_Texto do documento_
A localização do sol naquele período do dia denunciava a proximidade com a hora nona, ou seja, por volta das quinze horas. Era o exato momento em que, dentro dos templos, os cordeiros pascais estavam sendo imolados. Não se trata, simplesmente, de uma infeliz coincidência. A dinâmica dos acontecimentos providenciou para aquele momento a imolação do verdadeiro e régio cordeiro. Um sacrifício perfeito! Jesus, então, expiou pregado em seu madeiro feito de trono real.
Toda a vida de Jesus, e por que não dizer a vida de todos os seres humanos do presente, do passado e do futuro, após a queda no Éden, passou a ser orientada para este supremo acontecimento que a história teve a grande graça de contemplar. Cristo é, verdadeiramente, a “nossa Páscoa”, aquele que, em silêncio, se deixou conduzir para o matadouro.
O caminho até o cume daquela colina não foi trilhado sem cansaço, dor, humilhações nem extrema angústia. Jesus, aliás, mal consegue chegar ao término de Sua caminhada, estava ofegante e completamente exausto. Quem o acompanhava tinha pressa, afinal, Ele precisava morrer mais que depressa, uma vez que o sol em breve se poria no horizonte dando início à Páscoa Judaica juntamente com a festa dos pães sem fermento.

_Registros listados_
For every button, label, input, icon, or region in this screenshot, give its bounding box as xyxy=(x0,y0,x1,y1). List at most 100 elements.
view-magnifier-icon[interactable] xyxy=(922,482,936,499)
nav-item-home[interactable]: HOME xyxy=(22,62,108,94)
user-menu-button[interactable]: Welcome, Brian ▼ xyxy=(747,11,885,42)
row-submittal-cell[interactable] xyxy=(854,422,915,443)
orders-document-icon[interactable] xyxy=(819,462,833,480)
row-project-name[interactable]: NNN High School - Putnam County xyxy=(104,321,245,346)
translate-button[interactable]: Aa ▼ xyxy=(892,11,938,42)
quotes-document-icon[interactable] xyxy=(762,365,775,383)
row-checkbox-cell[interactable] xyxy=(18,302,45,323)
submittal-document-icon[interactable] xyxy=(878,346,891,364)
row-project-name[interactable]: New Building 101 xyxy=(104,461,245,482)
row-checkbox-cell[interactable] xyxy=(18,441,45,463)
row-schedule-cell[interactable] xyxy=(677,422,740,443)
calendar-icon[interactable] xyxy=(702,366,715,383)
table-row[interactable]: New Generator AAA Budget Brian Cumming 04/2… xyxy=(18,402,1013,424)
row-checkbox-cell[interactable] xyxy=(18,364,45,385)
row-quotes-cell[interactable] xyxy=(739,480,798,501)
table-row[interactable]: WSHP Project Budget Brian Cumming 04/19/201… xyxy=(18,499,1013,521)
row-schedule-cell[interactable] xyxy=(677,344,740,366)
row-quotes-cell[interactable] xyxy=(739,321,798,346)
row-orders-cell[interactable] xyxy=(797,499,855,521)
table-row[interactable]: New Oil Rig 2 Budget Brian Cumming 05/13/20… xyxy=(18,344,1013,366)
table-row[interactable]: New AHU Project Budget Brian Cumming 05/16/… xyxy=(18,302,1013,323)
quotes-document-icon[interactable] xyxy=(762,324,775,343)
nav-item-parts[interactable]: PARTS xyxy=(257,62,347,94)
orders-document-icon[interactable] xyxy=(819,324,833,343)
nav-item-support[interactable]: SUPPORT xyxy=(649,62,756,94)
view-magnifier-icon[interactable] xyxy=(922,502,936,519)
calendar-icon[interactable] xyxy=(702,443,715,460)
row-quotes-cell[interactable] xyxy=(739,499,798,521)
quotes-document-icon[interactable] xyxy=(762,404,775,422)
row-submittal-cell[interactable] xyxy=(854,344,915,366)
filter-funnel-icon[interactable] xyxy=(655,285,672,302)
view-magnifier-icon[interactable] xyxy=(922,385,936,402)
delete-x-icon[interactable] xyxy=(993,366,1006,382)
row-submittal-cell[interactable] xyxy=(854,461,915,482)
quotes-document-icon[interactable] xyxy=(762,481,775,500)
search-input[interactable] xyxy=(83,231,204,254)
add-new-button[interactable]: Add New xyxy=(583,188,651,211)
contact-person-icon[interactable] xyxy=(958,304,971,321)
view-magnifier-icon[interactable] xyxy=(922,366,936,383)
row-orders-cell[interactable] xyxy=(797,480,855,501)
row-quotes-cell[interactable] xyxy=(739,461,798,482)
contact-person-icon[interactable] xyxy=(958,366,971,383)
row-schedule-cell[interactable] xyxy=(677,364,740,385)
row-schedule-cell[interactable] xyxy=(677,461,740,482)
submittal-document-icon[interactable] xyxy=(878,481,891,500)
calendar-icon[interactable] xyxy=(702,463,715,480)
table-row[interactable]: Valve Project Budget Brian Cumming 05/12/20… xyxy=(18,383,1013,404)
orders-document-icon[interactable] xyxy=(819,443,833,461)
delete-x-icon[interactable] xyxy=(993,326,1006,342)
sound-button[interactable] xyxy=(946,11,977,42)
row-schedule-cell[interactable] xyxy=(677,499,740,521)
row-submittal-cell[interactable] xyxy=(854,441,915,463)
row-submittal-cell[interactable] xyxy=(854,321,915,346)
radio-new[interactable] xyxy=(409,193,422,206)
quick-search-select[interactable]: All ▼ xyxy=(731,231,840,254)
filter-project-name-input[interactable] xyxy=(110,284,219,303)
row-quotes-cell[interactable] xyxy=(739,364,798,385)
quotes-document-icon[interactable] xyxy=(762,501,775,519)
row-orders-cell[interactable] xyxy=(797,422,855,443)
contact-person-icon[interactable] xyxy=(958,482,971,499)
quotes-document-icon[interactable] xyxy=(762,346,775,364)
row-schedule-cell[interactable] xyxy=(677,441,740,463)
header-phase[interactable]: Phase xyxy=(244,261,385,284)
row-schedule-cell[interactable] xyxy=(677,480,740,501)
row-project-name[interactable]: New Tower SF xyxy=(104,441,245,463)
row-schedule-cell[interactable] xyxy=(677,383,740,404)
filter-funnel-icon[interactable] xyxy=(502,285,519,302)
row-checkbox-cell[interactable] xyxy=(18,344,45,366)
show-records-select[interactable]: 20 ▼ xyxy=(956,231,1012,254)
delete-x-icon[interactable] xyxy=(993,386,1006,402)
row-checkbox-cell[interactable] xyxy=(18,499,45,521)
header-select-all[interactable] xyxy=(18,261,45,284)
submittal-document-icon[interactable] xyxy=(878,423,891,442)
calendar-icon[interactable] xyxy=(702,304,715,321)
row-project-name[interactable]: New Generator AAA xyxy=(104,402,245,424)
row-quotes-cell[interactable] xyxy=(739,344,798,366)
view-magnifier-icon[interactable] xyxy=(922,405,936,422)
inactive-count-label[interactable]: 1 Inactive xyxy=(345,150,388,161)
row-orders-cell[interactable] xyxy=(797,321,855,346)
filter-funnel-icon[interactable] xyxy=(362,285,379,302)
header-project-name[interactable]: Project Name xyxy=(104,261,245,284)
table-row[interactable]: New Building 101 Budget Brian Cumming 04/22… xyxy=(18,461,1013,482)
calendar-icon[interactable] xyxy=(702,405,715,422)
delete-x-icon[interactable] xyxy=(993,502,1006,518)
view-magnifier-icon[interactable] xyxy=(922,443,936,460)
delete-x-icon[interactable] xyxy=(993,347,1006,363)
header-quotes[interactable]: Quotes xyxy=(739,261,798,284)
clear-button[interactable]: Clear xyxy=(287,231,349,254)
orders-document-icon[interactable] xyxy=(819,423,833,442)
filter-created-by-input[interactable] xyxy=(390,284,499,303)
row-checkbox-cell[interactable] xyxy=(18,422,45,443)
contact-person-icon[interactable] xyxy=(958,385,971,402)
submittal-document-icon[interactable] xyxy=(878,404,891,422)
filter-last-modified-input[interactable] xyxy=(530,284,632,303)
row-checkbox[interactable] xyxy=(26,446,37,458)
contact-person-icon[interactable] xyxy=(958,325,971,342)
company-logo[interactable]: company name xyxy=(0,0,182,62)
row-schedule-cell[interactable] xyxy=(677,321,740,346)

_Tarefas a fazer_
- a) Imprima, do texto sobre a morte de Jesus, o trecho que abre com as palavras "A localização do" e fecha com "de trono real.".
- b) Responda com base no texto sobre a morte de Jesus:
(i) A que horário corresponde, mais ou menos, a hora nona?
(ii) O que acontecia dentro dos templos naquele momento?
(iii) O que teria início quando o sol se pusesse?
- c) Diga se cada afirmação concorda com o texto sobre a morte de Jesus e cite as palavras dele que decidem:
(i) O momento da morte de Jesus foi só uma infeliz coincidência.
(ii) Jesus chegou ao fim da caminhada ofegante e exausto.
(iii) Quem acompanhava Jesus não tinha pressa.

_Respostas completas_
- a)
A localização do sol naquele período do dia denunciava a proximidade com a hora nona, ou seja, por volta das quinze horas. Era o exato momento em que, dentro dos templos, os cordeiros pascais estavam sendo imolados. Não se trata, simplesmente, de uma infeliz coincidência. A dinâmica dos acontecimentos providenciou para aquele momento a imolação do verdadeiro e régio cordeiro. Um sacrifício perfeito! Jesus, então, expiou pregado em seu madeiro feito de trono real.

- b)
(i) Por volta das quinze horas.
(ii) Os cordeiros pascais estavam sendo imolados.
(iii) A Páscoa Judaica, juntamente com a festa dos pães sem fermento.

- c)
(i) Não: "Não se trata, simplesmente, de uma infeliz coincidência."
(ii) Sim: "estava ofegante e completamente exausto"
(iii) Não: "Quem o acompanhava tinha pressa"